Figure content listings
* * * * *
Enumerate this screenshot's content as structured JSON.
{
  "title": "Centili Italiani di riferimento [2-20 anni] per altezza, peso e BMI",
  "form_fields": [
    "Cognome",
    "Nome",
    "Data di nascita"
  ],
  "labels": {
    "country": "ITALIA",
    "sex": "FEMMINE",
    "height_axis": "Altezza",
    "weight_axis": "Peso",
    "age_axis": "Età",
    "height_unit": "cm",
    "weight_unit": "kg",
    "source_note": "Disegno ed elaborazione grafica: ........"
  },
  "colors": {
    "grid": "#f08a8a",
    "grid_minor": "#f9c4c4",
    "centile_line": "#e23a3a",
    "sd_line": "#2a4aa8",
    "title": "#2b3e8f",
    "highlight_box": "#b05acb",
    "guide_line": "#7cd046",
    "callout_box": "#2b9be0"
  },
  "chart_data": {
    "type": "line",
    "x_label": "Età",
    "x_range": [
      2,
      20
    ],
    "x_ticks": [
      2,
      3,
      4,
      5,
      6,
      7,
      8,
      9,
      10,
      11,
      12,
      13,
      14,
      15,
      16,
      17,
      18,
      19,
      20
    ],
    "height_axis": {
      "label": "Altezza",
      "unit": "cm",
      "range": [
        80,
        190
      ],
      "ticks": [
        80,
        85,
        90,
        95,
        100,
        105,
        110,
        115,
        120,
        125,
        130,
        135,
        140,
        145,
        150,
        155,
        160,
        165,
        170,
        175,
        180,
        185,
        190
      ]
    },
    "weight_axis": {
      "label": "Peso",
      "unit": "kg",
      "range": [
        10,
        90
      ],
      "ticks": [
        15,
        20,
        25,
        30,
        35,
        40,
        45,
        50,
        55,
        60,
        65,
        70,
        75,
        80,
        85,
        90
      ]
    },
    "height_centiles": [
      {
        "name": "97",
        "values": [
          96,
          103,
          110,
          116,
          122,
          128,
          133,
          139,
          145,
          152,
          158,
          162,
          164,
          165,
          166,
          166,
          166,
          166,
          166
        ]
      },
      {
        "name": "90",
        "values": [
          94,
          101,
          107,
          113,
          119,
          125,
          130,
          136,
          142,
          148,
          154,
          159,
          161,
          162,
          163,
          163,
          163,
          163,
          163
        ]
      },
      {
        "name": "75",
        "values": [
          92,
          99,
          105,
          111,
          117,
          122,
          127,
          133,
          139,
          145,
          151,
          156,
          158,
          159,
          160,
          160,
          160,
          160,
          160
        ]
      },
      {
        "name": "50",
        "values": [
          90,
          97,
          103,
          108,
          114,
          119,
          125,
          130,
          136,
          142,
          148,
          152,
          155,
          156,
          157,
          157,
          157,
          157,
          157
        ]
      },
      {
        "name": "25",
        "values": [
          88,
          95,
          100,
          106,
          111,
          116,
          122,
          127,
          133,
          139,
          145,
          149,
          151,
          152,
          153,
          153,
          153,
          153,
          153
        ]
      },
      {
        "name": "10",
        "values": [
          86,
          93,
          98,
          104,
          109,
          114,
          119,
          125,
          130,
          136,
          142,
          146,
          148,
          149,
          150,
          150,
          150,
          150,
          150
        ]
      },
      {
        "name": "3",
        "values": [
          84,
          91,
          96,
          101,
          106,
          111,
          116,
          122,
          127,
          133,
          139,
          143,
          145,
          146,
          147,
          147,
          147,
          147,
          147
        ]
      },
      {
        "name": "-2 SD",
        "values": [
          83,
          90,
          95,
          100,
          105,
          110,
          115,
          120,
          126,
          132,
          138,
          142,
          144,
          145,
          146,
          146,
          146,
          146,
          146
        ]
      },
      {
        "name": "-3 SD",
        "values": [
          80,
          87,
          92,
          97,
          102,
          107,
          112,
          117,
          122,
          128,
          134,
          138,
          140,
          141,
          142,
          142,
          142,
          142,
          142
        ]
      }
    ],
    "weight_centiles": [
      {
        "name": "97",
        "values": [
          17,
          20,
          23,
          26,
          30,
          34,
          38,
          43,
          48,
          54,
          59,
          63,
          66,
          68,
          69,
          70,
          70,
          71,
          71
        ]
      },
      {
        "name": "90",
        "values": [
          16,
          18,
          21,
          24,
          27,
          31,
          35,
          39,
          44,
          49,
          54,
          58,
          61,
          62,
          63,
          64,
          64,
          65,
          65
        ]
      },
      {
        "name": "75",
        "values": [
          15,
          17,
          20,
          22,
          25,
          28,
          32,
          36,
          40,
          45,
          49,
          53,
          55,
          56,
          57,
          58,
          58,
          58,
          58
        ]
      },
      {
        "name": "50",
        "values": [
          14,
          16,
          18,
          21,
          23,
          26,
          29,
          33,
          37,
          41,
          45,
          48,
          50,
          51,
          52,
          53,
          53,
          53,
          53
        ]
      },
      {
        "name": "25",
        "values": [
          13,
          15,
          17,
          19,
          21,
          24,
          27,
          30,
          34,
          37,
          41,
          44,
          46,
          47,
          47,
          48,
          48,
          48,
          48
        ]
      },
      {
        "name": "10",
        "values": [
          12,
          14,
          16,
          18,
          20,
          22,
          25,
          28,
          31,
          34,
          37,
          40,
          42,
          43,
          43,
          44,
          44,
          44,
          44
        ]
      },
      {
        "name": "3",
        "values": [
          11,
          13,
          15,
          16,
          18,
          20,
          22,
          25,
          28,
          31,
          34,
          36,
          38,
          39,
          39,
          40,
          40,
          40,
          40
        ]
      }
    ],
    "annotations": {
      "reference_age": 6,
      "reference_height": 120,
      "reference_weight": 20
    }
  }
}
* * * * *
WHAT YOU ARE ASKED TO DO: Repeat every line of the data, exactly and in full.

FINAL ANSWER:
Enumerate this screenshot's content as structured JSON.
{
  "title": "Centili Italiani di riferimento [2-20 anni] per altezza, peso e BMI",
  "form_fields": [
    "Cognome",
    "Nome",
    "Data di nascita"
  ],
  "labels": {
    "country": "ITALIA",
    "sex": "FEMMINE",
    "height_axis": "Altezza",
    "weight_axis": "Peso",
    "age_axis": "Età",
    "height_unit": "cm",
    "weight_unit": "kg",
    "source_note": "Disegno ed elaborazione grafica: ........"
  },
  "colors": {
    "grid": "#f08a8a",
    "grid_minor": "#f9c4c4",
    "centile_line": "#e23a3a",
    "sd_line": "#2a4aa8",
    "title": "#2b3e8f",
    "highlight_box": "#b05acb",
    "guide_line": "#7cd046",
    "callout_box": "#2b9be0"
  },
  "chart_data": {
    "type": "line",
    "x_label": "Età",
    "x_range": [
      2,
      20
    ],
    "x_ticks": [
      2,
      3,
      4,
      5,
      6,
      7,
      8,
      9,
      10,
      11,
      12,
      13,
      14,
      15,
      16,
      17,
      18,
      19,
      20
    ],
    "height_axis": {
      "label": "Altezza",
      "unit": "cm",
      "range": [
        80,
        190
      ],
      "ticks": [
        80,
        85,
        90,
        95,
        100,
        105,
        110,
        115,
        120,
        125,
        130,
        135,
        140,
        145,
        150,
        155,
        160,
        165,
        170,
        175,
        180,
        185,
        190
      ]
    },
    "weight_axis": {
      "label": "Peso",
      "unit": "kg",
      "range": [
        10,
        90
      ],
      "ticks": [
        15,
        20,
        25,
        30,
        35,
        40,
        45,
        50,
        55,
        60,
        65,
        70,
        75,
        80,
        85,
        90
      ]
    },
    "height_centiles": [
      {
        "name": "97",
        "values": [
          96,
          103,
          110,
          116,
          122,
          128,
          133,
          139,
          145,
          152,
          158,
          162,
          164,
          165,
          166,
          166,
          166,
          166,
          166
        ]
      },
      {
        "name": "90",
        "values": [
          94,
          101,
          107,
          113,
          119,
          125,
          130,
          136,
          142,
          148,
          154,
          159,
          161,
          162,
          163,
          163,
          163,
          163,
          163
        ]
      },
      {
        "name": "75",
        "values": [
          92,
          99,
          105,
          111,
          117,
          122,
          127,
          133,
          139,
          145,
          151,
          156,
          158,
          159,
          160,
          160,
          160,
          160,
          160
        ]
      },
      {
        "name": "50",
        "values": [
          90,
          97,
          103,
          108,
          114,
          119,
          125,
          130,
          136,
          142,
          148,
          152,
          155,
          156,
          157,
          157,
          157,
          157,
          157
        ]
      },
      {
        "name": "25",
        "values": [
          88,
          95,
          100,
          106,
          111,
          116,
          122,
          127,
          133,
          139,
          145,
          149,
          151,
          152,
          153,
          153,
          153,
          153,
          153
        ]
      },
      {
        "name": "10",
        "values": [
          86,
          93,
          98,
          104,
          109,
          114,
          119,
          125,
          130,
          136,
          142,
          146,
          148,
          149,
          150,
          150,
          150,
          150,
          150
        ]
      },
      {
        "name": "3",
        "values": [
          84,
          91,
          96,
          101,
          106,
          111,
          116,
          122,
          127,
          133,
          139,
          143,
          145,
          146,
          147,
          147,
          147,
          147,
          147
        ]
      },
      {
        "name": "-2 SD",
        "values": [
          83,
          90,
          95,
          100,
          105,
          110,
          115,
          120,
          126,
          132,
          138,
          142,
          144,
          145,
          146,
          146,
          146,
          146,
          146
        ]
      },
      {
        "name": "-3 SD",
        "values": [
          80,
          87,
          92,
          97,
          102,
          107,
          112,
          117,
          122,
          128,
          134,
          138,
          140,
          141,
          142,
          142,
          142,
          142,
          142
        ]
      }
    ],
    "weight_centiles": [
      {
        "name": "97",
        "values": [
          17,
          20,
          23,
          26,
          30,
          34,
          38,
          43,
          48,
          54,
          59,
          63,
          66,
          68,
          69,
          70,
          70,
          71,
          71
        ]
      },
      {
        "name": "90",
        "values": [
          16,
          18,
          21,
          24,
          27,
          31,
          35,
          39,
          44,
          49,
          54,
          58,
          61,
          62,
          63,
          64,
          64,
          65,
          65
        ]
      },
      {
        "name": "75",
        "values": [
          15,
          17,
          20,
          22,
          25,
          28,
          32,
          36,
          40,
          45,
          49,
          53,
          55,
          56,
          57,
          58,
          58,
          58,
          58
        ]
      },
      {
        "name": "50",
        "values": [
          14,
          16,
          18,
          21,
          23,
          26,
          29,
          33,
          37,
          41,
          45,
          48,
          50,
          51,
          52,
          53,
          53,
          53,
          53
        ]
      },
      {
        "name": "25",
        "values": [
          13,
          15,
          17,
          19,
          21,
          24,
          27,
          30,
          34,
          37,
          41,
          44,
          46,
          47,
          47,
          48,
          48,
          48,
          48
        ]
      },
      {
        "name": "10",
        "values": [
          12,
          14,
          16,
          18,
          20,
          22,
          25,
          28,
          31,
          34,
          37,
          40,
          42,
          43,
          43,
          44,
          44,
          44,
          44
        ]
      },
      {
        "name": "3",
        "values": [
          11,
          13,
          15,
          16,
          18,
          20,
          22,
          25,
          28,
          31,
          34,
          36,
          38,
          39,
          39,
          40,
          40,
          40,
          40
        ]
      }
    ],
    "annotations": {
      "reference_age": 6,
      "reference_height": 120,
      "reference_weight": 20
    }
  }
}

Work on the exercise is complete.